A verbatim copy of the records is required, with all pictures left out.

--- begin Record list ---

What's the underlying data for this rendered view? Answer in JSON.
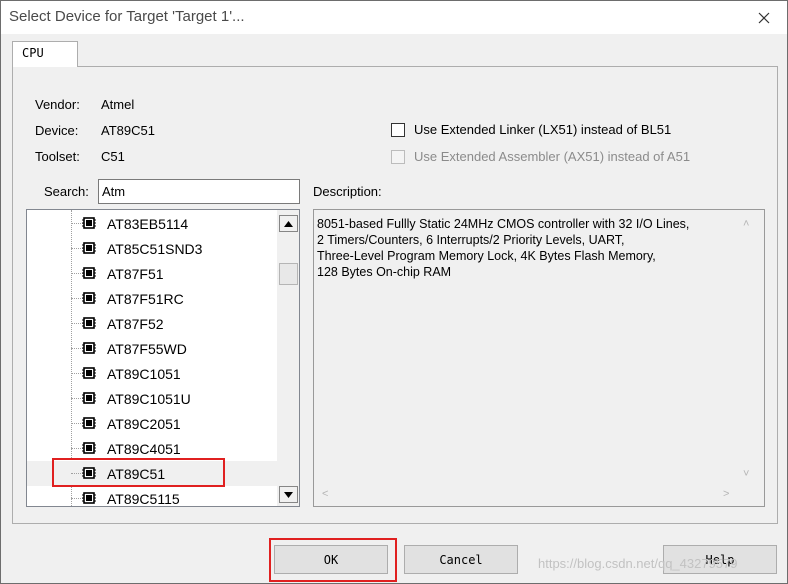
{
  "window": {
    "title": "Select Device for Target 'Target 1'..."
  },
  "tab": {
    "label": "CPU"
  },
  "info": {
    "vendor_label": "Vendor:",
    "vendor_value": "Atmel",
    "device_label": "Device:",
    "device_value": "AT89C51",
    "toolset_label": "Toolset:",
    "toolset_value": "C51"
  },
  "options": {
    "lx51_label": "Use Extended Linker (LX51) instead of BL51",
    "lx51_checked": false,
    "ax51_label": "Use Extended Assembler (AX51) instead of A51",
    "ax51_checked": false,
    "ax51_enabled": false
  },
  "search": {
    "label": "Search:",
    "value": "Atm"
  },
  "devices": {
    "items": [
      "AT83EB5114",
      "AT85C51SND3",
      "AT87F51",
      "AT87F51RC",
      "AT87F52",
      "AT87F55WD",
      "AT89C1051",
      "AT89C1051U",
      "AT89C2051",
      "AT89C4051",
      "AT89C51",
      "AT89C5115"
    ],
    "selected": "AT89C51"
  },
  "description": {
    "label": "Description:",
    "text": "8051-based Fullly Static 24MHz CMOS controller with 32  I/O Lines,\n2 Timers/Counters, 6 Interrupts/2 Priority Levels, UART,\nThree-Level Program Memory Lock, 4K Bytes Flash Memory,\n128 Bytes On-chip RAM"
  },
  "buttons": {
    "ok": "OK",
    "cancel": "Cancel",
    "help": "Help"
  },
  "watermark": "https://blog.csdn.net/qq_43279579",
  "colors": {
    "highlight": "#e02020",
    "window_bg": "#f0f0f0"
  }
}
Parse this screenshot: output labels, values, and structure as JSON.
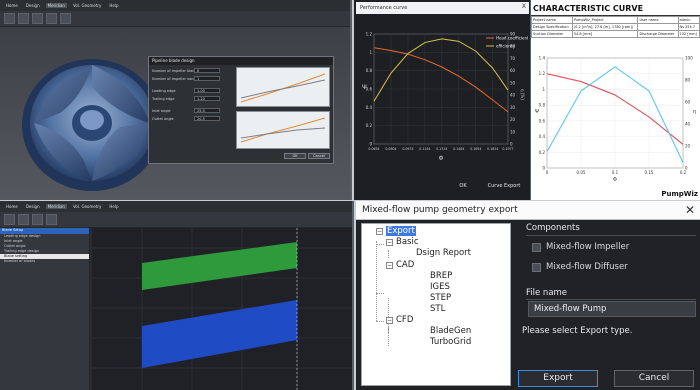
{
  "impeller_app": {
    "menu": [
      "Home",
      "Design",
      "Meridian",
      "Vol. Geometry",
      "Help"
    ],
    "dialog": {
      "title": "Pipeline blade design",
      "rows": [
        {
          "label": "Number of impeller blades",
          "value": "8"
        },
        {
          "label": "Number of impeller vanes",
          "value": "1"
        },
        {
          "label": "Leading edge",
          "value": "1.00"
        },
        {
          "label": "Trailing edge",
          "value": "1.20"
        },
        {
          "label": "Inlet angle",
          "value": "25.0"
        },
        {
          "label": "Outlet angle",
          "value": "20.5"
        }
      ],
      "ok_label": "OK",
      "cancel_label": "Cancel"
    }
  },
  "perf_window": {
    "title": "Performance curve",
    "close_label": "X",
    "legend": [
      "Head coefficient",
      "efficiency"
    ],
    "y_left_label": "Ψ",
    "y_right_label": "η [%]",
    "x_label": "Φ",
    "x_ticks": [
      "0.0634",
      "0.0804",
      "0.0974",
      "0.1144",
      "0.1314",
      "0.1484",
      "0.1654",
      "0.1824",
      "0.1977"
    ],
    "y_left_ticks": [
      "0",
      "0.2",
      "0.4",
      "0.6",
      "0.8",
      "1",
      "1.2"
    ],
    "y_right_ticks": [
      "0",
      "10",
      "20",
      "30",
      "40",
      "50",
      "60",
      "70",
      "80",
      "90"
    ],
    "ok_label": "OK",
    "export_label": "Curve Export"
  },
  "char_report": {
    "title": "CHARACTERISTIC CURVE",
    "table": [
      [
        "Project name",
        "PumpWiz_Project",
        "User name",
        "admin"
      ],
      [
        "Design Specification",
        "(0.2 [m³/s], 27.6 [m], 1780 [rpm])",
        "",
        "Ns 254.7"
      ],
      [
        "Suction Diameter",
        "54.8 [mm]",
        "Discharge Diameter",
        "152 [mm]"
      ]
    ],
    "logo": "PumpWiz"
  },
  "blade_app": {
    "tree_header": "Blade Setup",
    "tree_items": [
      "Leading edge design",
      "Inlet angle",
      "Outlet angle",
      "Trailing edge design",
      "Blade setting",
      "Number of blades"
    ]
  },
  "export_dialog": {
    "title": "Mixed-flow pump geometry export",
    "close_label": "✕",
    "tree": {
      "root": "Export",
      "groups": [
        {
          "name": "Basic",
          "items": [
            "Dsign Report"
          ]
        },
        {
          "name": "CAD",
          "items": [
            "BREP",
            "IGES",
            "STEP",
            "STL"
          ]
        },
        {
          "name": "CFD",
          "items": [
            "BladeGen",
            "TurboGrid"
          ]
        }
      ]
    },
    "components_heading": "Components",
    "components": [
      "Mixed-flow Impeller",
      "Mixed-flow Diffuser"
    ],
    "file_name_heading": "File name",
    "file_name_value": "Mixed-flow Pump",
    "message": "Please select Export type.",
    "export_label": "Export",
    "cancel_label": "Cancel"
  },
  "chart_data": [
    {
      "type": "line",
      "title": "Performance curve",
      "xlabel": "Φ",
      "ylabel": "Ψ",
      "y2label": "η [%]",
      "x": [
        0.0634,
        0.0804,
        0.0974,
        0.1144,
        0.1314,
        0.1484,
        0.1654,
        0.1824,
        0.1977
      ],
      "ylim": [
        0,
        1.2
      ],
      "y2lim": [
        0,
        90
      ],
      "series": [
        {
          "name": "Head coefficient",
          "axis": "left",
          "color": "#e8692d",
          "values": [
            1.05,
            1.02,
            0.98,
            0.92,
            0.84,
            0.74,
            0.62,
            0.48,
            0.35
          ]
        },
        {
          "name": "efficiency",
          "axis": "right",
          "color": "#d8c24a",
          "values": [
            35,
            58,
            74,
            83,
            86,
            84,
            76,
            62,
            44
          ]
        }
      ],
      "legend": "top-right"
    },
    {
      "type": "line",
      "title": "CHARACTERISTIC CURVE",
      "xlabel": "Φ",
      "ylabel": "Ψ",
      "y2label": "η",
      "x": [
        0,
        0.05,
        0.1,
        0.15,
        0.2
      ],
      "xlim": [
        0,
        0.2
      ],
      "ylim": [
        0,
        1.4
      ],
      "y2lim": [
        0,
        100
      ],
      "series": [
        {
          "axis": "left",
          "color": "#e0505a",
          "values": [
            1.2,
            1.1,
            0.93,
            0.65,
            0.3
          ]
        },
        {
          "axis": "right",
          "color": "#5bc8e8",
          "values": [
            15,
            70,
            92,
            70,
            5
          ]
        }
      ]
    }
  ]
}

--- end Record list ---

Answer to the task →
What's the underlying data for this rendered view? Answer in JSON.
{
  "window": {
    "title": "Select Device for Target 'Target 1'..."
  },
  "tab": {
    "label": "CPU"
  },
  "info": {
    "vendor_label": "Vendor:",
    "vendor_value": "Atmel",
    "device_label": "Device:",
    "device_value": "AT89C51",
    "toolset_label": "Toolset:",
    "toolset_value": "C51"
  },
  "options": {
    "lx51_label": "Use Extended Linker (LX51) instead of BL51",
    "lx51_checked": false,
    "ax51_label": "Use Extended Assembler (AX51) instead of A51",
    "ax51_checked": false,
    "ax51_enabled": false
  },
  "search": {
    "label": "Search:",
    "value": "Atm"
  },
  "devices": {
    "items": [
      "AT83EB5114",
      "AT85C51SND3",
      "AT87F51",
      "AT87F51RC",
      "AT87F52",
      "AT87F55WD",
      "AT89C1051",
      "AT89C1051U",
      "AT89C2051",
      "AT89C4051",
      "AT89C51",
      "AT89C5115"
    ],
    "selected": "AT89C51"
  },
  "description": {
    "label": "Description:",
    "text": "8051-based Fullly Static 24MHz CMOS controller with 32  I/O Lines,\n2 Timers/Counters, 6 Interrupts/2 Priority Levels, UART,\nThree-Level Program Memory Lock, 4K Bytes Flash Memory,\n128 Bytes On-chip RAM"
  },
  "buttons": {
    "ok": "OK",
    "cancel": "Cancel",
    "help": "Help"
  },
  "watermark": "https://blog.csdn.net/qq_43279579",
  "colors": {
    "highlight": "#e02020",
    "window_bg": "#f0f0f0"
  }
}
Parse this screenshot: output labels, values, and structure as JSON.
{
  "impeller_app": {
    "menu": [
      "Home",
      "Design",
      "Meridian",
      "Vol. Geometry",
      "Help"
    ],
    "dialog": {
      "title": "Pipeline blade design",
      "rows": [
        {
          "label": "Number of impeller blades",
          "value": "8"
        },
        {
          "label": "Number of impeller vanes",
          "value": "1"
        },
        {
          "label": "Leading edge",
          "value": "1.00"
        },
        {
          "label": "Trailing edge",
          "value": "1.20"
        },
        {
          "label": "Inlet angle",
          "value": "25.0"
        },
        {
          "label": "Outlet angle",
          "value": "20.5"
        }
      ],
      "ok_label": "OK",
      "cancel_label": "Cancel"
    }
  },
  "perf_window": {
    "title": "Performance curve",
    "close_label": "X",
    "legend": [
      "Head coefficient",
      "efficiency"
    ],
    "y_left_label": "Ψ",
    "y_right_label": "η [%]",
    "x_label": "Φ",
    "x_ticks": [
      "0.0634",
      "0.0804",
      "0.0974",
      "0.1144",
      "0.1314",
      "0.1484",
      "0.1654",
      "0.1824",
      "0.1977"
    ],
    "y_left_ticks": [
      "0",
      "0.2",
      "0.4",
      "0.6",
      "0.8",
      "1",
      "1.2"
    ],
    "y_right_ticks": [
      "0",
      "10",
      "20",
      "30",
      "40",
      "50",
      "60",
      "70",
      "80",
      "90"
    ],
    "ok_label": "OK",
    "export_label": "Curve Export"
  },
  "char_report": {
    "title": "CHARACTERISTIC CURVE",
    "table": [
      [
        "Project name",
        "PumpWiz_Project",
        "User name",
        "admin"
      ],
      [
        "Design Specification",
        "(0.2 [m³/s], 27.6 [m], 1780 [rpm])",
        "",
        "Ns 254.7"
      ],
      [
        "Suction Diameter",
        "54.8 [mm]",
        "Discharge Diameter",
        "152 [mm]"
      ]
    ],
    "logo": "PumpWiz"
  },
  "blade_app": {
    "tree_header": "Blade Setup",
    "tree_items": [
      "Leading edge design",
      "Inlet angle",
      "Outlet angle",
      "Trailing edge design",
      "Blade setting",
      "Number of blades"
    ]
  },
  "export_dialog": {
    "title": "Mixed-flow pump geometry export",
    "close_label": "✕",
    "tree": {
      "root": "Export",
      "groups": [
        {
          "name": "Basic",
          "items": [
            "Dsign Report"
          ]
        },
        {
          "name": "CAD",
          "items": [
            "BREP",
            "IGES",
            "STEP",
            "STL"
          ]
        },
        {
          "name": "CFD",
          "items": [
            "BladeGen",
            "TurboGrid"
          ]
        }
      ]
    },
    "components_heading": "Components",
    "components": [
      "Mixed-flow Impeller",
      "Mixed-flow Diffuser"
    ],
    "file_name_heading": "File name",
    "file_name_value": "Mixed-flow Pump",
    "message": "Please select Export type.",
    "export_label": "Export",
    "cancel_label": "Cancel"
  },
  "chart_data": [
    {
      "type": "line",
      "title": "Performance curve",
      "xlabel": "Φ",
      "ylabel": "Ψ",
      "y2label": "η [%]",
      "x": [
        0.0634,
        0.0804,
        0.0974,
        0.1144,
        0.1314,
        0.1484,
        0.1654,
        0.1824,
        0.1977
      ],
      "ylim": [
        0,
        1.2
      ],
      "y2lim": [
        0,
        90
      ],
      "series": [
        {
          "name": "Head coefficient",
          "axis": "left",
          "color": "#e8692d",
          "values": [
            1.05,
            1.02,
            0.98,
            0.92,
            0.84,
            0.74,
            0.62,
            0.48,
            0.35
          ]
        },
        {
          "name": "efficiency",
          "axis": "right",
          "color": "#d8c24a",
          "values": [
            35,
            58,
            74,
            83,
            86,
            84,
            76,
            62,
            44
          ]
        }
      ],
      "legend": "top-right"
    },
    {
      "type": "line",
      "title": "CHARACTERISTIC CURVE",
      "xlabel": "Φ",
      "ylabel": "Ψ",
      "y2label": "η",
      "x": [
        0,
        0.05,
        0.1,
        0.15,
        0.2
      ],
      "xlim": [
        0,
        0.2
      ],
      "ylim": [
        0,
        1.4
      ],
      "y2lim": [
        0,
        100
      ],
      "series": [
        {
          "axis": "left",
          "color": "#e0505a",
          "values": [
            1.2,
            1.1,
            0.93,
            0.65,
            0.3
          ]
        },
        {
          "axis": "right",
          "color": "#5bc8e8",
          "values": [
            15,
            70,
            92,
            70,
            5
          ]
        }
      ]
    }
  ]
}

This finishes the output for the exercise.